## Work to complete
According to the bosutinib study summary below, which adverse event was the most common?

## Exercise passage
........

Factors influencing long‐term efficacy and tolerability of bosutinib in chronic phase chronic myeloid leukaemia resistant or intolerant to imatinib

• Published in: British journal of haematology Vol. 172; no. 1; pp. 97 - 110
• Main Authors: Brümmendorf, Tim H., Cortes, Jorge E., Khoury, Hanna J., Kantarjian, Hagop M., Kim, Dong‐Wook, Schafhausen, Philippe, Conlan, Maureen G., Shapiro, Mark, Turnbull, Kathleen, Leip, Eric, Gambacorti‐Passerini, Carlo, Lipton, Jeff H.
• Format: Journal Article
• Language: English
• Published: England John Wiley and Sons Inc 01.01.2016
• Subjects: Adolescent; Adult; Age Factors; Aged; Aged, 80 and over; Aniline Compounds - adverse effects; Aniline Compounds - therapeutic use; Antineoplastic Agents - adverse effects; Antineoplastic Agents - therapeutic use; bosutinib; chronic myeloid leukaemia; Drug Resistance, Neoplasm; Female; Follow-Up Studies; Fusion Proteins, bcr-abl - genetics; Haematological Malignancy; Humans; Imatinib Mesylate - therapeutic use; Kaplan-Meier Estimate; Leukemia, Myeloid, Chronic-Phase - drug therapy; Leukemia, Myeloid, Chronic-Phase - genetics; Male; Middle Aged; Mutation; Nitriles - adverse effects; Nitriles - therapeutic use; Quinolines - adverse effects; Quinolines - therapeutic use; Research Paper; second‐line therapy; Treatment Outcome; tyrosine kinase inhibitor; Young Adult; second-line therapy; tyrosine kinase inhibitor; bosutinib; chronic myeloid leukaemia
• ISSN: 0007-1048; 1365-2141
• DOI: 10.1111/bjh.13801

Summary The dual SRC/ABL1 tyrosine kinase inhibitor bosutinib is indicated for adults with Ph+ chronic myeloid leukaemia (CML) resistant/intolerant to prior therapy. This analysis of an ongoing phase 1/2 study (NCT00261846) assessed effects of baseline patient characteristics on long‐term efficacy and safety of bosutinib 500 mg/day in adults with imatinib (IM)‐resistant (IM‐R; n = 196)/IM‐intolerant (IM‐I; n = 90) chronic phase (CP) CML. Median treatment duration was 24·8 months (median follow‐up, 43·6 months). Cumulative major cytogenetic response (MCyR) rate [95% confidence interval (CI)], was 59% (53–65%); Kaplan‐Meier (KM) probability of maintaining MCyR at 4 years was 75% (66–81%). Cumulative incidence of on‐treatment progression/death at 4 years was 19% (95% CI, 15–24%); KM 2‐year overall survival was 91% (87–94%). Significant baseline predictors of both MCyR and complete cytogenetic response (newly attained/maintained from baseline) at 3 and 6 months included prior IM cytogenetic response, baseline MCyR, prior interferon therapy and <6 months duration from diagnosis to IM treatment initiation and no interferon treatment before IM. The most common adverse event (AE) was diarrhoea (86%). Baseline bosutinib‐sensitive BCR‐ABL1 mutation was the only significant predictor of grade 3/4 diarrhoea; no significant predictors were identified for liver‐related AEs. Bosutinib demonstrates durable efficacy and manageable toxicity in IM‐R/IM‐I CP‐CML patients.

........

## Given records
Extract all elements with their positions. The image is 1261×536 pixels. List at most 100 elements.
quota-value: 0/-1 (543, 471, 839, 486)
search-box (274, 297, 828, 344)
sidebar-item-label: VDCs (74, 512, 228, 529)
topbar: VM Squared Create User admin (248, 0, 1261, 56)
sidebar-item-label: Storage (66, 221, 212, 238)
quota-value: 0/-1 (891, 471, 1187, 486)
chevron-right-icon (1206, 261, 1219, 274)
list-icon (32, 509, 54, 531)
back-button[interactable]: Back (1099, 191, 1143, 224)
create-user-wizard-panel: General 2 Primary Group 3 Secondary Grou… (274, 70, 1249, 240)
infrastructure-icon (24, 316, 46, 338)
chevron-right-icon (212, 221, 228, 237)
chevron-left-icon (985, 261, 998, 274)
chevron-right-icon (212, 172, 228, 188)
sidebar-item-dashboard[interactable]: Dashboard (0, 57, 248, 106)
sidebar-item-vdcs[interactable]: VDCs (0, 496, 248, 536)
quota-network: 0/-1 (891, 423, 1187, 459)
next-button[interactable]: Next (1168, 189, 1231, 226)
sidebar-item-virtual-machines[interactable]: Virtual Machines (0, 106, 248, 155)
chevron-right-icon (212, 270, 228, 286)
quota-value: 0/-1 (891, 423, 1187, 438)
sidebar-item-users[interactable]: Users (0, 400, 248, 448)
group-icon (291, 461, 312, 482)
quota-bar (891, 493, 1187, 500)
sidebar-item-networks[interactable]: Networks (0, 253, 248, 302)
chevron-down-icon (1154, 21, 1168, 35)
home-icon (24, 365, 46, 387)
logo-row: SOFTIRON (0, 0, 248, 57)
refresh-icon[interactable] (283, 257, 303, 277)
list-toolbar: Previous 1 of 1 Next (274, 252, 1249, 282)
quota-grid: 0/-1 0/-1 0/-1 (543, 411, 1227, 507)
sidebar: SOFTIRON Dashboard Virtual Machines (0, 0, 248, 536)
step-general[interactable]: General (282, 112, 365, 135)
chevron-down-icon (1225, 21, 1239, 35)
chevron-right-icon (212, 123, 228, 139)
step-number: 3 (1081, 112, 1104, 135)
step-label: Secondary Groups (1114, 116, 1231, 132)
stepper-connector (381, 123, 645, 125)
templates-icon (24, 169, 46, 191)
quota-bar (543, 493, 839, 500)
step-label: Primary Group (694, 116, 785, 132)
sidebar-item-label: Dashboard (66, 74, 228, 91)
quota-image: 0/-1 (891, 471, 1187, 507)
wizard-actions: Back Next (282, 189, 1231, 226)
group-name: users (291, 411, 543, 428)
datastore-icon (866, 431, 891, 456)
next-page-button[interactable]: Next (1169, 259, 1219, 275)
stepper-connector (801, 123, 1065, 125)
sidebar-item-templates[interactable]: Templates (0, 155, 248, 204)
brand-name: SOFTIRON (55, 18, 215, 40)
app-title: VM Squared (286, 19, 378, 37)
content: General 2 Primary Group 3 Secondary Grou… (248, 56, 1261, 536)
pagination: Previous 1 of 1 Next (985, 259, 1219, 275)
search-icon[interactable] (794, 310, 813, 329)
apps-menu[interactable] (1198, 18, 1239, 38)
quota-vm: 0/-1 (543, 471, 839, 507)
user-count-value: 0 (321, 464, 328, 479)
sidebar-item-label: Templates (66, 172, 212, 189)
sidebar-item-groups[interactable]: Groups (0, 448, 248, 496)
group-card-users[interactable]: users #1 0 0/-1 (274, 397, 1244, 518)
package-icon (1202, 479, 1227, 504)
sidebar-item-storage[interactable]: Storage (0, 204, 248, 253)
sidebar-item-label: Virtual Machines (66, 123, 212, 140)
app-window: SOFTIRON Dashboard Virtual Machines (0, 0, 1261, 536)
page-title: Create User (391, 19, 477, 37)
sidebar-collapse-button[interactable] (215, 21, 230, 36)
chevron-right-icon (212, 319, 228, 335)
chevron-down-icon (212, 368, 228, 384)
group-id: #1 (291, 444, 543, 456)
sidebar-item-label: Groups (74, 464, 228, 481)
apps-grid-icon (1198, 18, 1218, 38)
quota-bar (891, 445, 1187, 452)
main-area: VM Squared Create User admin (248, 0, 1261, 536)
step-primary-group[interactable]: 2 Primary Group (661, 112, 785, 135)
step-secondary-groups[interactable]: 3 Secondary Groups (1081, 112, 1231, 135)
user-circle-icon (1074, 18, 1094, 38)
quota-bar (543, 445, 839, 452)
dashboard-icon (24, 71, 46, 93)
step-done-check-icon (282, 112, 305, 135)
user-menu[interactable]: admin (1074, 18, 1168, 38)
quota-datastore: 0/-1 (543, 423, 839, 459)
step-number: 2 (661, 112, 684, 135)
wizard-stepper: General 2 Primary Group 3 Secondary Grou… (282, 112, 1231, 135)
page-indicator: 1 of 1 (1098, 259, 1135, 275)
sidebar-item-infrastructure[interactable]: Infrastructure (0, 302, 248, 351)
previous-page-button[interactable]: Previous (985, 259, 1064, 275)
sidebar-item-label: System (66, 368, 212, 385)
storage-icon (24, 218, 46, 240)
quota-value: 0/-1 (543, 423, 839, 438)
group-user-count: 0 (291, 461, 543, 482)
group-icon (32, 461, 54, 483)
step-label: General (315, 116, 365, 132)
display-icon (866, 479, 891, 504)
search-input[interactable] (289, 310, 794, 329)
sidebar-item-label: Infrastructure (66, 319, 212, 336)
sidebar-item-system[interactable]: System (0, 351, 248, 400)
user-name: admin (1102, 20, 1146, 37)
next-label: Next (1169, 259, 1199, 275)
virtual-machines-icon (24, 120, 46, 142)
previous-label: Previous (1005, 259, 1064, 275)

........

## Exercise result
Diarrhoea (86%).